• [The problem]: Repeat the post about recovering from life in a cult word for word, in full.
[[ Source extract open ]]
I have had a similar experience to you and your emotions sound familiar to me. I did have counselling, which helped a lot. I also found an online recovery group which helped me spot patterns of behaviour left over from cult- think.
My inner-self is still finding her way back. I feel the same pain about stifling myself to try to fit a role someone else had decided for me. I'm trying no to have regrets, but there is still a grieving and recovery period.
I'm a lot older than you and my cult life had not left me in a good position re employment etc. I hugely regret that. All the creativity, time, resourcefulness that I put into the cult, could have built up a good career.
I admire your husband for realising what he had lived like and how it affected you. Mine went through a similar thought process. I also felt angry with him.
At least you're not raising your children in that community. I did Sad.
They too had to recover, to differing degrees.
[[ Source extract closed ]]
[[ Material provided open ]]
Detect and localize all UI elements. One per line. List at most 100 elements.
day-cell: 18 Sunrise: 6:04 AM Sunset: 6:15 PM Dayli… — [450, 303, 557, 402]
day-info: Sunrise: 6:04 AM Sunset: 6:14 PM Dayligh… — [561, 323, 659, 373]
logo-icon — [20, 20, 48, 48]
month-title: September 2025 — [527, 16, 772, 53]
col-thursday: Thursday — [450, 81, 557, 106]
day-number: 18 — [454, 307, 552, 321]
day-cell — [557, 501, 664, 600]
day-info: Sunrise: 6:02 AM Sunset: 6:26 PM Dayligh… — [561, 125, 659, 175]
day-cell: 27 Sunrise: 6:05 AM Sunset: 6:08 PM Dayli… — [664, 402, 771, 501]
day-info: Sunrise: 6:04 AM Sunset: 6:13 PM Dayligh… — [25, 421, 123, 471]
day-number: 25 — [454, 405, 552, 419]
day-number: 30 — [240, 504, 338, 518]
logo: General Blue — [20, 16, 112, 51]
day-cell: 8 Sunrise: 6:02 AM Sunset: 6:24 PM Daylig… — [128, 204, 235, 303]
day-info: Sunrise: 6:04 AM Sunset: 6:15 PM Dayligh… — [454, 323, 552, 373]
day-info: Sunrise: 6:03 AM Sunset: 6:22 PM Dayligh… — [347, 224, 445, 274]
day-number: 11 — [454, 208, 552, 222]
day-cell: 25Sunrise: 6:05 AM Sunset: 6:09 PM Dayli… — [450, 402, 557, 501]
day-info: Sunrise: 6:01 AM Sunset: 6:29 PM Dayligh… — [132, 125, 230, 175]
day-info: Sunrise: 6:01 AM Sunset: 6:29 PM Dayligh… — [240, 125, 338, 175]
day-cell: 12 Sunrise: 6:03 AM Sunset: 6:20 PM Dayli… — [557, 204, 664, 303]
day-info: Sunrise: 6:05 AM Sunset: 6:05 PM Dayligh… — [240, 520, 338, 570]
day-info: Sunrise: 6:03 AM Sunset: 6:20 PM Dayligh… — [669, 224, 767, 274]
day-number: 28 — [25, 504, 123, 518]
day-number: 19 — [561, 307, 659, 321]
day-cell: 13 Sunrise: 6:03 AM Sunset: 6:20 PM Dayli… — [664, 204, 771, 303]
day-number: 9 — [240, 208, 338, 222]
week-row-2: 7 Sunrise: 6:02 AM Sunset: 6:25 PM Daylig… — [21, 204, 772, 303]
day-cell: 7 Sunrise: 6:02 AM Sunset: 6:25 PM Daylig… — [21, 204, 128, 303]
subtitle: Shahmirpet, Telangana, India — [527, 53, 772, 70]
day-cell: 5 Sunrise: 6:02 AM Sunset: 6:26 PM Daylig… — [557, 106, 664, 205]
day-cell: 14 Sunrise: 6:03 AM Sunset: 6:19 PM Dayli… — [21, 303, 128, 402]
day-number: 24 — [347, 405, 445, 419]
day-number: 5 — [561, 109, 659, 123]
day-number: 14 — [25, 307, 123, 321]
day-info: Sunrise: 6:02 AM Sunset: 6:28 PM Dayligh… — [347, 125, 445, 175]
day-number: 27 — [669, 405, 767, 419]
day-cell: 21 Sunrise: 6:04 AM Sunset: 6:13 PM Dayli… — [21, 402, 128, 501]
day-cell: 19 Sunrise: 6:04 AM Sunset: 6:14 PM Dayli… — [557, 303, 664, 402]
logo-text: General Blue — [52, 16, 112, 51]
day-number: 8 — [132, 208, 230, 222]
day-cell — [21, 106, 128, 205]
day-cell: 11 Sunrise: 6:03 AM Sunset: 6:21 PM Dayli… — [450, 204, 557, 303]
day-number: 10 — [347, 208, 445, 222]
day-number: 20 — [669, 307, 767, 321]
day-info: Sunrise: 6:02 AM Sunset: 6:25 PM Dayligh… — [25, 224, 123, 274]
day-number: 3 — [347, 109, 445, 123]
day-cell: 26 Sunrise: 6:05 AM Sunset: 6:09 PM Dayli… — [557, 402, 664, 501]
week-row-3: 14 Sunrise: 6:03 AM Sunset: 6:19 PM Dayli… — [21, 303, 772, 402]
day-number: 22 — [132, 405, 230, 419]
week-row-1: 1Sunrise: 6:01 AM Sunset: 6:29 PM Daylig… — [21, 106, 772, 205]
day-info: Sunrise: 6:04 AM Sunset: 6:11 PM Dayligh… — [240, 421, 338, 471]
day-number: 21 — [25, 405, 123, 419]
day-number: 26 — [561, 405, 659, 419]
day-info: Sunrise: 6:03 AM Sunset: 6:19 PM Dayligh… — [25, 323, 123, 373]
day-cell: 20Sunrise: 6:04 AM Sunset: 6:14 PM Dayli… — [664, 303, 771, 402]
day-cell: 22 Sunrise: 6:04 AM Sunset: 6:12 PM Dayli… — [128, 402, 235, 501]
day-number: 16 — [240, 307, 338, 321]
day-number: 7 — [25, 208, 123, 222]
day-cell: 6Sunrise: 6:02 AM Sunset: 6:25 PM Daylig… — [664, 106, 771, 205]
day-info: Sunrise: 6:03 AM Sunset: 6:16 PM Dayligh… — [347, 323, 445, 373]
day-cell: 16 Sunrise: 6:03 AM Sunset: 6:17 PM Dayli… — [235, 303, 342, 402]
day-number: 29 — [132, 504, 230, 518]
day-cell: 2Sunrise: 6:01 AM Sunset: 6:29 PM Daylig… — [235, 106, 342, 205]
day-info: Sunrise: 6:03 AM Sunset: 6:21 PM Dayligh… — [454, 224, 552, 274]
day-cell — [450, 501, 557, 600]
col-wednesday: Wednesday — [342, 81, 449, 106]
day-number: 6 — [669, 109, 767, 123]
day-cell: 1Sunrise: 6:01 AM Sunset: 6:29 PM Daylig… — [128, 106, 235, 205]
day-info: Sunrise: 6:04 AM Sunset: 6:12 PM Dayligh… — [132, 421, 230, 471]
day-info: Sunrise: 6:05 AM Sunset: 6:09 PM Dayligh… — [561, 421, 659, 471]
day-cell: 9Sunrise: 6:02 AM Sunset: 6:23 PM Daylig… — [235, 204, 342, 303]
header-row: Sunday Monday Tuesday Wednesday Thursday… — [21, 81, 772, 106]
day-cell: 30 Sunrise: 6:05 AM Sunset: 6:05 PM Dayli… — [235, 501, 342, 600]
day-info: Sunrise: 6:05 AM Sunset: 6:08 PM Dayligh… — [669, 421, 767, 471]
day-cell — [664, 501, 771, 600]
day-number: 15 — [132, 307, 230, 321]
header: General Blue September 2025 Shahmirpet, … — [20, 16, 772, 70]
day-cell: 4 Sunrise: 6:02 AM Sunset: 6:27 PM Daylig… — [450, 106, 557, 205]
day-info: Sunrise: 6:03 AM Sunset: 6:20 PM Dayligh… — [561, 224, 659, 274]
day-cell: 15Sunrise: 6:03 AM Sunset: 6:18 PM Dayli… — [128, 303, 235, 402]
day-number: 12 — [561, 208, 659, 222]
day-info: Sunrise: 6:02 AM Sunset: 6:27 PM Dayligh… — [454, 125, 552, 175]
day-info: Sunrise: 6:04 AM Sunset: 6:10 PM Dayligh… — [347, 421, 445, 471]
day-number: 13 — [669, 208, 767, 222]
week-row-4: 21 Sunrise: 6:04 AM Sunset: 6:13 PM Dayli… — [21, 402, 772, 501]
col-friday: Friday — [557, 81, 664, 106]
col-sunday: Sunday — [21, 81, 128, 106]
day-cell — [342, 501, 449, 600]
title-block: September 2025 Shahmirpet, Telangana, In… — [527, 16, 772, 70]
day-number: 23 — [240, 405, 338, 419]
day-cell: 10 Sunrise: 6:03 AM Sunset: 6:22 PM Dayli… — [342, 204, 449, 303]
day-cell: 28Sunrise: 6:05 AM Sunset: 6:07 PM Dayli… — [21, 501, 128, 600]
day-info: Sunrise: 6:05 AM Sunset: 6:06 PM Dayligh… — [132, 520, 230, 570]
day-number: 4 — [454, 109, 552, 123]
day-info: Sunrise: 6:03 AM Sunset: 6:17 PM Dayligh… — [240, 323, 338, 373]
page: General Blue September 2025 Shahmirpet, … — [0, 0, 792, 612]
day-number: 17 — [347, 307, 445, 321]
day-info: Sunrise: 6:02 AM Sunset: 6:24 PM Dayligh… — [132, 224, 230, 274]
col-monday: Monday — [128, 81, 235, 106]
[[ Material provided closed ]]
• [Solved problem]:
I have had a similar experience to you and your emotions sound familiar to me. I did have counselling, which helped a lot. I also found an online recovery group which helped me spot patterns of behaviour left over from cult- think.
My inner-self is still finding her way back. I feel the same pain about stifling myself to try to fit a role someone else had decided for me. I'm trying no to have regrets, but there is still a grieving and recovery period.
I'm a lot older than you and my cult life had not left me in a good position re employment etc. I hugely regret that. All the creativity, time, resourcefulness that I put into the cult, could have built up a good career.
I admire your husband for realising what he had lived like and how it affected you. Mine went through a similar thought process. I also felt angry with him.
At least you're not raising your children in that community. I did Sad.
They too had to recover, to differing degrees.